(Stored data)

[start]

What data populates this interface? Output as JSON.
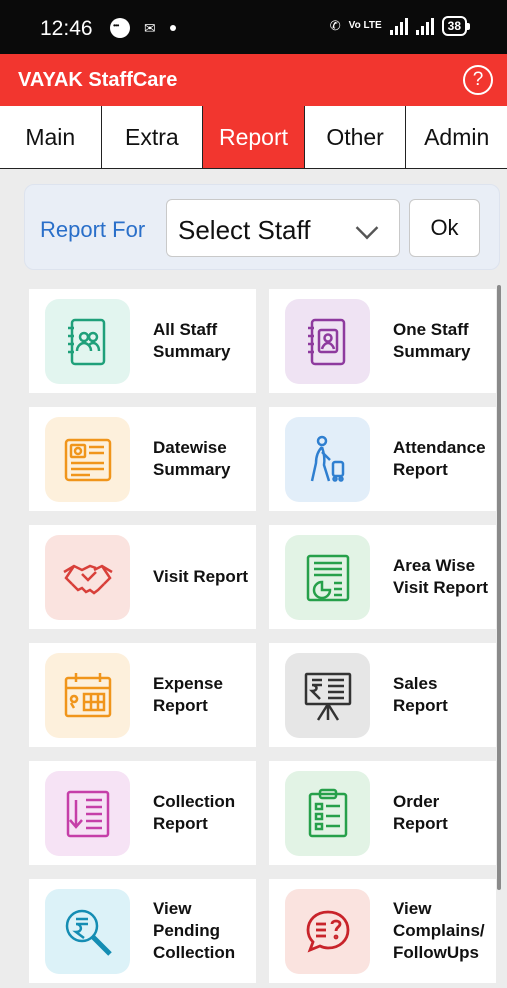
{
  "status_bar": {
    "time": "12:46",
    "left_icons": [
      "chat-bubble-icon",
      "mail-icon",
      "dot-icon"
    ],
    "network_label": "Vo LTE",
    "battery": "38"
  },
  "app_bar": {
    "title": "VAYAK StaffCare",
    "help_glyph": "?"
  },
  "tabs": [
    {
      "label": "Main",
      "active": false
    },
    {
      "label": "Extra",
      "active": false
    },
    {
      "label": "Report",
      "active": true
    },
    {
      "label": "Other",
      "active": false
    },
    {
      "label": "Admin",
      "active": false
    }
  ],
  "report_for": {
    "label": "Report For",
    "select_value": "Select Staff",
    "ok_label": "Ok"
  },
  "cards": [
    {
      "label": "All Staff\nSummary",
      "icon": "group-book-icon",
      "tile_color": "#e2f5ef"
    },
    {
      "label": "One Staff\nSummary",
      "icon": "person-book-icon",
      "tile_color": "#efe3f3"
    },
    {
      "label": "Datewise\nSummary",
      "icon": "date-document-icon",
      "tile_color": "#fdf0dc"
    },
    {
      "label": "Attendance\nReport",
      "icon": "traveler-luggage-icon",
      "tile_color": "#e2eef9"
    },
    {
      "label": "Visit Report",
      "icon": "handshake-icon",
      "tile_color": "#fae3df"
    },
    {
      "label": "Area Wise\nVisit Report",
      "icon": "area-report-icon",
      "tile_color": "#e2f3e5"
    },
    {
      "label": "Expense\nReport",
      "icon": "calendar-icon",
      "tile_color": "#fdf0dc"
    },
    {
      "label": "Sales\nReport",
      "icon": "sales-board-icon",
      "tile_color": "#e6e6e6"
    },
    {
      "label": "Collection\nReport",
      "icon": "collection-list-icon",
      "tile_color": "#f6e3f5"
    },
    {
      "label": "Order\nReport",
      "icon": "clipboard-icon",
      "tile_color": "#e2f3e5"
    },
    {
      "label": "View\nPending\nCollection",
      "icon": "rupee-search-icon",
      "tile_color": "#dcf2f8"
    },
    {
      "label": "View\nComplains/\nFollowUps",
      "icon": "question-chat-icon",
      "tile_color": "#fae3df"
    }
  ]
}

[end]

→ **Description of the task**: Identify the lines of the entries containing the string "nReport". Copy each such line.

→ **Written reply**:
      "label": "Attendance\nReport",
      "label": "Expense\nReport",
      "label": "Sales\nReport",
      "label": "Collection\nReport",
      "label": "Order\nReport",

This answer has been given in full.